[RECORD SET]:

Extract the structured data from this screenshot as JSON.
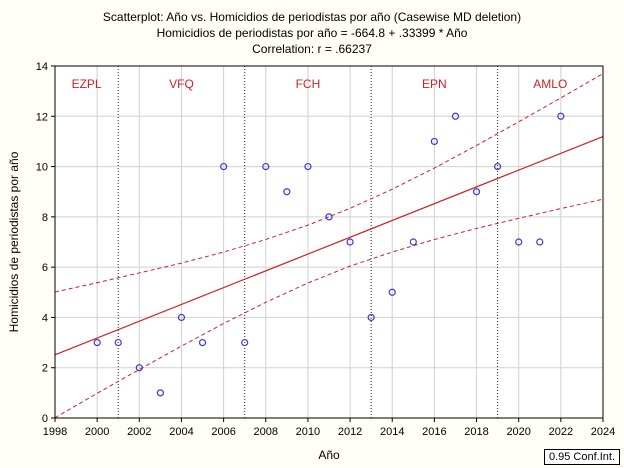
{
  "chart_data": {
    "type": "scatter",
    "title": "Scatterplot: Año      vs. Homicidios de periodistas por año (Casewise MD deletion)",
    "subtitle": "Homicidios de periodistas por año = -664.8 + .33399 * Año",
    "correlation": "Correlation: r = .66237",
    "xlabel": "Año",
    "ylabel": "Homicidios de periodistas por año",
    "xlim": [
      1998,
      2024
    ],
    "ylim": [
      0,
      14
    ],
    "xticks": [
      "1998",
      "2000",
      "2002",
      "2004",
      "2006",
      "2008",
      "2010",
      "2012",
      "2014",
      "2016",
      "2018",
      "2020",
      "2022",
      "2024"
    ],
    "yticks": [
      "0",
      "2",
      "4",
      "6",
      "8",
      "10",
      "12",
      "14"
    ],
    "grid": true,
    "points": {
      "x": [
        2000,
        2001,
        2002,
        2003,
        2004,
        2005,
        2006,
        2007,
        2008,
        2009,
        2010,
        2011,
        2012,
        2013,
        2014,
        2015,
        2016,
        2017,
        2018,
        2019,
        2020,
        2021,
        2022
      ],
      "y": [
        3,
        3,
        2,
        1,
        4,
        3,
        10,
        3,
        10,
        9,
        10,
        8,
        7,
        4,
        5,
        7,
        11,
        12,
        9,
        10,
        7,
        7,
        12
      ]
    },
    "regression": {
      "intercept": -664.8,
      "slope": 0.33399
    },
    "confidence_band": {
      "level": 0.95,
      "x": [
        1998,
        2000,
        2002,
        2004,
        2006,
        2008,
        2010,
        2012,
        2014,
        2016,
        2018,
        2020,
        2022,
        2024
      ],
      "lower": [
        0.01,
        0.98,
        1.93,
        2.86,
        3.76,
        4.6,
        5.37,
        6.04,
        6.6,
        7.1,
        7.54,
        7.94,
        8.33,
        8.7
      ],
      "upper": [
        5.01,
        5.38,
        5.77,
        6.16,
        6.6,
        7.1,
        7.67,
        8.34,
        9.1,
        9.94,
        10.84,
        11.78,
        12.73,
        13.7
      ]
    },
    "periods": [
      {
        "label": "EZPL",
        "start": 1998,
        "end": 2001
      },
      {
        "label": "VFQ",
        "start": 2001,
        "end": 2007
      },
      {
        "label": "FCH",
        "start": 2007,
        "end": 2013
      },
      {
        "label": "EPN",
        "start": 2013,
        "end": 2019
      },
      {
        "label": "AMLO",
        "start": 2019,
        "end": 2024
      }
    ],
    "legend": "0.95 Conf.Int.",
    "legend_placement": "bottom-right",
    "colors": {
      "points": "#3a3acc",
      "line": "#cc2222",
      "period_labels": "#cc2222"
    }
  }
}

[WHAT YOU SHOULD DO]: Write out every line above exactly as it is, leaving out the pictures.

[WRITTEN RESPONSE]:
Extract the structured data from this screenshot as JSON.
{
  "chart_data": {
    "type": "scatter",
    "title": "Scatterplot: Año      vs. Homicidios de periodistas por año (Casewise MD deletion)",
    "subtitle": "Homicidios de periodistas por año = -664.8 + .33399 * Año",
    "correlation": "Correlation: r = .66237",
    "xlabel": "Año",
    "ylabel": "Homicidios de periodistas por año",
    "xlim": [
      1998,
      2024
    ],
    "ylim": [
      0,
      14
    ],
    "xticks": [
      "1998",
      "2000",
      "2002",
      "2004",
      "2006",
      "2008",
      "2010",
      "2012",
      "2014",
      "2016",
      "2018",
      "2020",
      "2022",
      "2024"
    ],
    "yticks": [
      "0",
      "2",
      "4",
      "6",
      "8",
      "10",
      "12",
      "14"
    ],
    "grid": true,
    "points": {
      "x": [
        2000,
        2001,
        2002,
        2003,
        2004,
        2005,
        2006,
        2007,
        2008,
        2009,
        2010,
        2011,
        2012,
        2013,
        2014,
        2015,
        2016,
        2017,
        2018,
        2019,
        2020,
        2021,
        2022
      ],
      "y": [
        3,
        3,
        2,
        1,
        4,
        3,
        10,
        3,
        10,
        9,
        10,
        8,
        7,
        4,
        5,
        7,
        11,
        12,
        9,
        10,
        7,
        7,
        12
      ]
    },
    "regression": {
      "intercept": -664.8,
      "slope": 0.33399
    },
    "confidence_band": {
      "level": 0.95,
      "x": [
        1998,
        2000,
        2002,
        2004,
        2006,
        2008,
        2010,
        2012,
        2014,
        2016,
        2018,
        2020,
        2022,
        2024
      ],
      "lower": [
        0.01,
        0.98,
        1.93,
        2.86,
        3.76,
        4.6,
        5.37,
        6.04,
        6.6,
        7.1,
        7.54,
        7.94,
        8.33,
        8.7
      ],
      "upper": [
        5.01,
        5.38,
        5.77,
        6.16,
        6.6,
        7.1,
        7.67,
        8.34,
        9.1,
        9.94,
        10.84,
        11.78,
        12.73,
        13.7
      ]
    },
    "periods": [
      {
        "label": "EZPL",
        "start": 1998,
        "end": 2001
      },
      {
        "label": "VFQ",
        "start": 2001,
        "end": 2007
      },
      {
        "label": "FCH",
        "start": 2007,
        "end": 2013
      },
      {
        "label": "EPN",
        "start": 2013,
        "end": 2019
      },
      {
        "label": "AMLO",
        "start": 2019,
        "end": 2024
      }
    ],
    "legend": "0.95 Conf.Int.",
    "legend_placement": "bottom-right",
    "colors": {
      "points": "#3a3acc",
      "line": "#cc2222",
      "period_labels": "#cc2222"
    }
  }
}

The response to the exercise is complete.